**Extracted records**
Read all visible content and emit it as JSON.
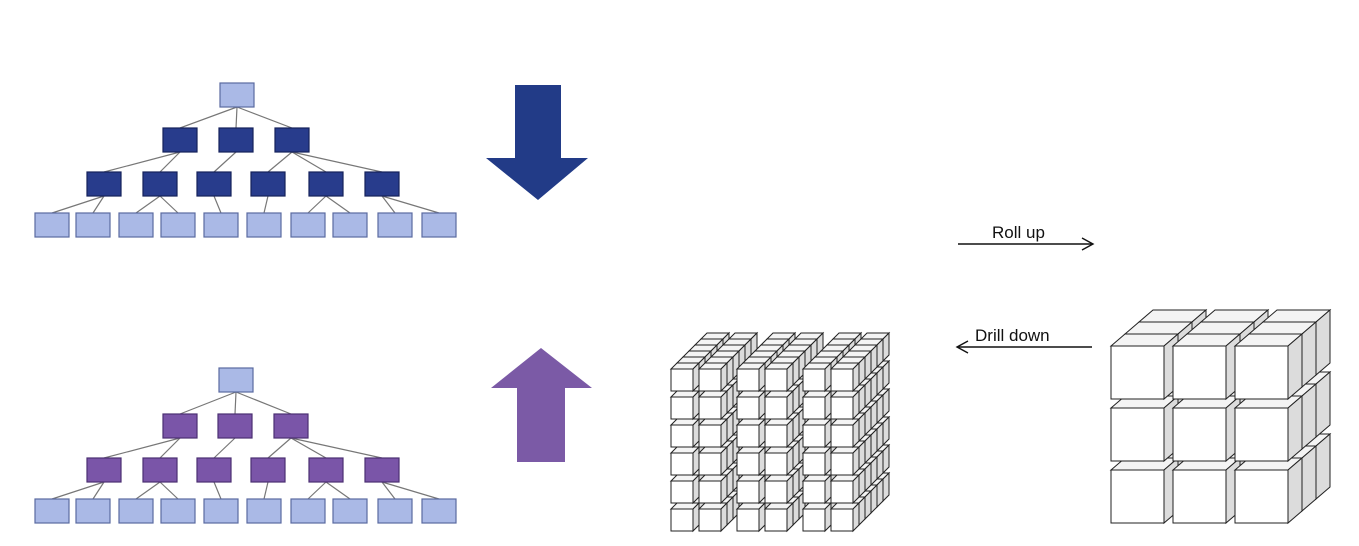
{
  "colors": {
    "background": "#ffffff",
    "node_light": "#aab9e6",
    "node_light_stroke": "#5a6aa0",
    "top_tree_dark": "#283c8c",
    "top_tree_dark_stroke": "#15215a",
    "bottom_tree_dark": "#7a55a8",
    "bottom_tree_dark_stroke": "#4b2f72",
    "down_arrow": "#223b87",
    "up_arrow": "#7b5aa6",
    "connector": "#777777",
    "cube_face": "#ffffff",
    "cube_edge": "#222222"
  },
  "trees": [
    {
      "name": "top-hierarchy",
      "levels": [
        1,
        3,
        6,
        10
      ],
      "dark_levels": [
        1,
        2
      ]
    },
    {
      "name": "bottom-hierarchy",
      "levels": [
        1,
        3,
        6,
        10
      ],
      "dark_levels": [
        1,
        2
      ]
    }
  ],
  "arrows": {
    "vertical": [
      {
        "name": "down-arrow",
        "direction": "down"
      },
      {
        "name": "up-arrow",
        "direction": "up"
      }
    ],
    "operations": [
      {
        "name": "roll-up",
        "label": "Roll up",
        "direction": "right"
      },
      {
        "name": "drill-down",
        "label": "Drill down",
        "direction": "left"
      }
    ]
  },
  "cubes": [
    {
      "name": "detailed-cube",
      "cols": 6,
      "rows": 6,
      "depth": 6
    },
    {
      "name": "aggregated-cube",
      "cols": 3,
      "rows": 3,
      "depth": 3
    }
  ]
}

**What the task requires**
Write out the material above once more, exactly as it reads, with no pictures.

**Result**
Read all visible content and emit it as JSON.
{
  "colors": {
    "background": "#ffffff",
    "node_light": "#aab9e6",
    "node_light_stroke": "#5a6aa0",
    "top_tree_dark": "#283c8c",
    "top_tree_dark_stroke": "#15215a",
    "bottom_tree_dark": "#7a55a8",
    "bottom_tree_dark_stroke": "#4b2f72",
    "down_arrow": "#223b87",
    "up_arrow": "#7b5aa6",
    "connector": "#777777",
    "cube_face": "#ffffff",
    "cube_edge": "#222222"
  },
  "trees": [
    {
      "name": "top-hierarchy",
      "levels": [
        1,
        3,
        6,
        10
      ],
      "dark_levels": [
        1,
        2
      ]
    },
    {
      "name": "bottom-hierarchy",
      "levels": [
        1,
        3,
        6,
        10
      ],
      "dark_levels": [
        1,
        2
      ]
    }
  ],
  "arrows": {
    "vertical": [
      {
        "name": "down-arrow",
        "direction": "down"
      },
      {
        "name": "up-arrow",
        "direction": "up"
      }
    ],
    "operations": [
      {
        "name": "roll-up",
        "label": "Roll up",
        "direction": "right"
      },
      {
        "name": "drill-down",
        "label": "Drill down",
        "direction": "left"
      }
    ]
  },
  "cubes": [
    {
      "name": "detailed-cube",
      "cols": 6,
      "rows": 6,
      "depth": 6
    },
    {
      "name": "aggregated-cube",
      "cols": 3,
      "rows": 3,
      "depth": 3
    }
  ]
}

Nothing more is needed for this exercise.